Stored data entries:
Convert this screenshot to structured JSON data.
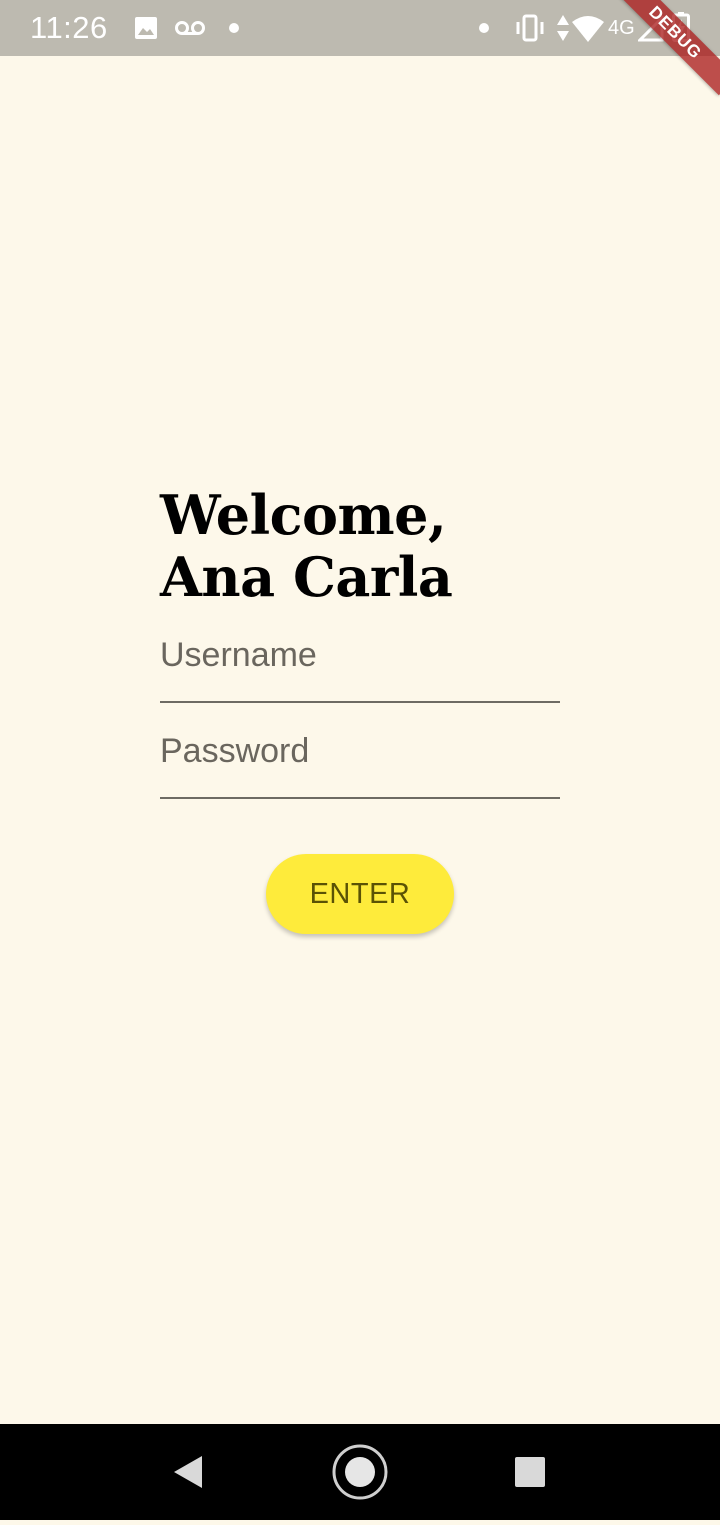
{
  "status_bar": {
    "time": "11:26",
    "network": "4G",
    "icons": [
      "image-icon",
      "voicemail-icon",
      "notification-dot-icon",
      "vibrate-icon",
      "wifi-icon",
      "signal-icon",
      "battery-charging-icon"
    ]
  },
  "debug_banner": {
    "label": "DEBUG"
  },
  "welcome": {
    "line1": "Welcome,",
    "line2": "Ana Carla"
  },
  "form": {
    "username_label": "Username",
    "password_label": "Password",
    "enter_label": "ENTER"
  },
  "nav_bar": {
    "icons": [
      "back-icon",
      "home-icon",
      "recents-icon"
    ]
  },
  "colors": {
    "background": "#fdf8ea",
    "status_bar": "#bdbab0",
    "button": "#feeb3b",
    "button_text": "#5a5205",
    "label_text": "#6a665e"
  }
}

* TASK STATEMENT *
Give back each entry exactly as it appears, with no pictures.

* SOLUTION TO THIS EXERCISE *
Convert this screenshot to structured JSON data.
{
  "status_bar": {
    "time": "11:26",
    "network": "4G",
    "icons": [
      "image-icon",
      "voicemail-icon",
      "notification-dot-icon",
      "vibrate-icon",
      "wifi-icon",
      "signal-icon",
      "battery-charging-icon"
    ]
  },
  "debug_banner": {
    "label": "DEBUG"
  },
  "welcome": {
    "line1": "Welcome,",
    "line2": "Ana Carla"
  },
  "form": {
    "username_label": "Username",
    "password_label": "Password",
    "enter_label": "ENTER"
  },
  "nav_bar": {
    "icons": [
      "back-icon",
      "home-icon",
      "recents-icon"
    ]
  },
  "colors": {
    "background": "#fdf8ea",
    "status_bar": "#bdbab0",
    "button": "#feeb3b",
    "button_text": "#5a5205",
    "label_text": "#6a665e"
  }
}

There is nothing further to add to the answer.